> _Exercise details_:
Could you write out all the items again, swapping "icon-circle" for "icon-ring" everywhere it occurs and changing nothing else?

Coordinate annotation records
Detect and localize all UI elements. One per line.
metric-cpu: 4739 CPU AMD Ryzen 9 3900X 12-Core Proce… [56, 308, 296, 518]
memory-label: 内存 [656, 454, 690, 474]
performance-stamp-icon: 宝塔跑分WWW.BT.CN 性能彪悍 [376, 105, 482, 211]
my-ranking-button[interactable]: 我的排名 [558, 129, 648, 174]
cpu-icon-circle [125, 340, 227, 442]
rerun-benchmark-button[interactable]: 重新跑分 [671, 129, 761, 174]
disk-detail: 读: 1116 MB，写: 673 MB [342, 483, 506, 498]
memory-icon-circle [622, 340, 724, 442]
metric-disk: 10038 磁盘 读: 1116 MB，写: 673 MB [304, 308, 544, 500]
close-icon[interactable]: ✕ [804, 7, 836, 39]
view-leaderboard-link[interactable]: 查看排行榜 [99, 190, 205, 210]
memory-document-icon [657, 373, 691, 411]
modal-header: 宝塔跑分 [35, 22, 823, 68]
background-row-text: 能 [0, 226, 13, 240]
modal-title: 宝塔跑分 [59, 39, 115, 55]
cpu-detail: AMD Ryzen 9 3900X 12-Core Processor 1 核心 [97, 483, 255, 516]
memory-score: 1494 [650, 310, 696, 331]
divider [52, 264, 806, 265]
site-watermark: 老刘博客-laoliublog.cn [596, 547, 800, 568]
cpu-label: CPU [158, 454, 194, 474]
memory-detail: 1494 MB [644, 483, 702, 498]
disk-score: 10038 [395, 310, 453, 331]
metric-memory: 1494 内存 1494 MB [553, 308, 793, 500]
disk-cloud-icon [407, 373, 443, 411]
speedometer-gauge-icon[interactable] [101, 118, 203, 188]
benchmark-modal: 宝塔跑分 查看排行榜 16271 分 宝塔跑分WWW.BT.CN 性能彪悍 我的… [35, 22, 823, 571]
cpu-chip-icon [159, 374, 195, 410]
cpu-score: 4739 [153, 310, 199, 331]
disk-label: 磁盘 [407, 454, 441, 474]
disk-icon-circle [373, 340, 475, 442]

> _Reply_:
Detect and localize all UI elements. One per line.
metric-cpu: 4739 CPU AMD Ryzen 9 3900X 12-Core Proce… [56, 308, 296, 518]
memory-label: 内存 [656, 454, 690, 474]
performance-stamp-icon: 宝塔跑分WWW.BT.CN 性能彪悍 [376, 105, 482, 211]
my-ranking-button[interactable]: 我的排名 [558, 129, 648, 174]
cpu-icon-ring [125, 340, 227, 442]
rerun-benchmark-button[interactable]: 重新跑分 [671, 129, 761, 174]
disk-detail: 读: 1116 MB，写: 673 MB [342, 483, 506, 498]
memory-icon-ring [622, 340, 724, 442]
metric-disk: 10038 磁盘 读: 1116 MB，写: 673 MB [304, 308, 544, 500]
close-icon[interactable]: ✕ [804, 7, 836, 39]
view-leaderboard-link[interactable]: 查看排行榜 [99, 190, 205, 210]
memory-document-icon [657, 373, 691, 411]
modal-header: 宝塔跑分 [35, 22, 823, 68]
background-row-text: 能 [0, 226, 13, 240]
modal-title: 宝塔跑分 [59, 39, 115, 55]
cpu-detail: AMD Ryzen 9 3900X 12-Core Processor 1 核心 [97, 483, 255, 516]
memory-score: 1494 [650, 310, 696, 331]
divider [52, 264, 806, 265]
site-watermark: 老刘博客-laoliublog.cn [596, 547, 800, 568]
cpu-label: CPU [158, 454, 194, 474]
memory-detail: 1494 MB [644, 483, 702, 498]
disk-score: 10038 [395, 310, 453, 331]
metric-memory: 1494 内存 1494 MB [553, 308, 793, 500]
disk-cloud-icon [407, 373, 443, 411]
speedometer-gauge-icon[interactable] [101, 118, 203, 188]
benchmark-modal: 宝塔跑分 查看排行榜 16271 分 宝塔跑分WWW.BT.CN 性能彪悍 我的… [35, 22, 823, 571]
cpu-chip-icon [159, 374, 195, 410]
cpu-score: 4739 [153, 310, 199, 331]
disk-label: 磁盘 [407, 454, 441, 474]
disk-icon-ring [373, 340, 475, 442]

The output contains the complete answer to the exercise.